Begin Records to process
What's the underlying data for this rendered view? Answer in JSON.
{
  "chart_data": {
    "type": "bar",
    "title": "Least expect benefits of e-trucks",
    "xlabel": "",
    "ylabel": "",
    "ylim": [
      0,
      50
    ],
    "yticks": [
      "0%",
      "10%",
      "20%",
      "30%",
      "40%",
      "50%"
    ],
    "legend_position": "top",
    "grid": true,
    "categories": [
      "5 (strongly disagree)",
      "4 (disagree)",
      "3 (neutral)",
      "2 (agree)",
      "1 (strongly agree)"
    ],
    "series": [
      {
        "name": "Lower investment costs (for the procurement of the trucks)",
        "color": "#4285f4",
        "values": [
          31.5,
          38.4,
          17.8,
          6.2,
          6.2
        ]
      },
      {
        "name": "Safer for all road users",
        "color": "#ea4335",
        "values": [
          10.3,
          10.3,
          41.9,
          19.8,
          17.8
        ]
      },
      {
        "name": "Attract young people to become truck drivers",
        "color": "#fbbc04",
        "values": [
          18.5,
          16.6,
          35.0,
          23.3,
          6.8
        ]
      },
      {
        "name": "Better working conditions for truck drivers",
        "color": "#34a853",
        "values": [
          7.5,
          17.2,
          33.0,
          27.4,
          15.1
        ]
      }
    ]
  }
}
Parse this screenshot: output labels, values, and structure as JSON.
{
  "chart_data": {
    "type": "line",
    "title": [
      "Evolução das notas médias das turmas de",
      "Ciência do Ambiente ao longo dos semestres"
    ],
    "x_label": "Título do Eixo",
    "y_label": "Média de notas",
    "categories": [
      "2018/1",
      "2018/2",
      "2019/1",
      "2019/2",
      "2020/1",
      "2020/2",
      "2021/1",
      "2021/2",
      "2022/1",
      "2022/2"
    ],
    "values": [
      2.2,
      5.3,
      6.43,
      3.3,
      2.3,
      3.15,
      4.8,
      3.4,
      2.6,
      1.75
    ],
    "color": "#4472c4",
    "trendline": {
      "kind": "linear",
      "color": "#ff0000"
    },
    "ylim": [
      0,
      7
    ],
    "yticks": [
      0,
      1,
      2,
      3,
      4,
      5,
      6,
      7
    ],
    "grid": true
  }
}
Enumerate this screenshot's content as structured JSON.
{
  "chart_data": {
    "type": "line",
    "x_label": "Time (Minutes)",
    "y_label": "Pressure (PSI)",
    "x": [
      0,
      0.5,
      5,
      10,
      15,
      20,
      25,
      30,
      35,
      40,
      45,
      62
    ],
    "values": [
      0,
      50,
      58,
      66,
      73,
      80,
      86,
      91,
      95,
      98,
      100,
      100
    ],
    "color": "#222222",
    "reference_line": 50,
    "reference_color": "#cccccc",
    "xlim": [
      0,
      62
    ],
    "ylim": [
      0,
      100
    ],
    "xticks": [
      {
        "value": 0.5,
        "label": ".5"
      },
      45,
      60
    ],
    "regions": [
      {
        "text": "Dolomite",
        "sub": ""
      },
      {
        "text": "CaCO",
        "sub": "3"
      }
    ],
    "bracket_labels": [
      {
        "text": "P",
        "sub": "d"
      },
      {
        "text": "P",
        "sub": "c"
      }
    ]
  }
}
End Records to process
### Set exercise:
From the entries above, collect every line with the string "text" in it.

### Exercise output:
        "text": "Dolomite",
        "text": "CaCO",
        "text": "P",
        "text": "P",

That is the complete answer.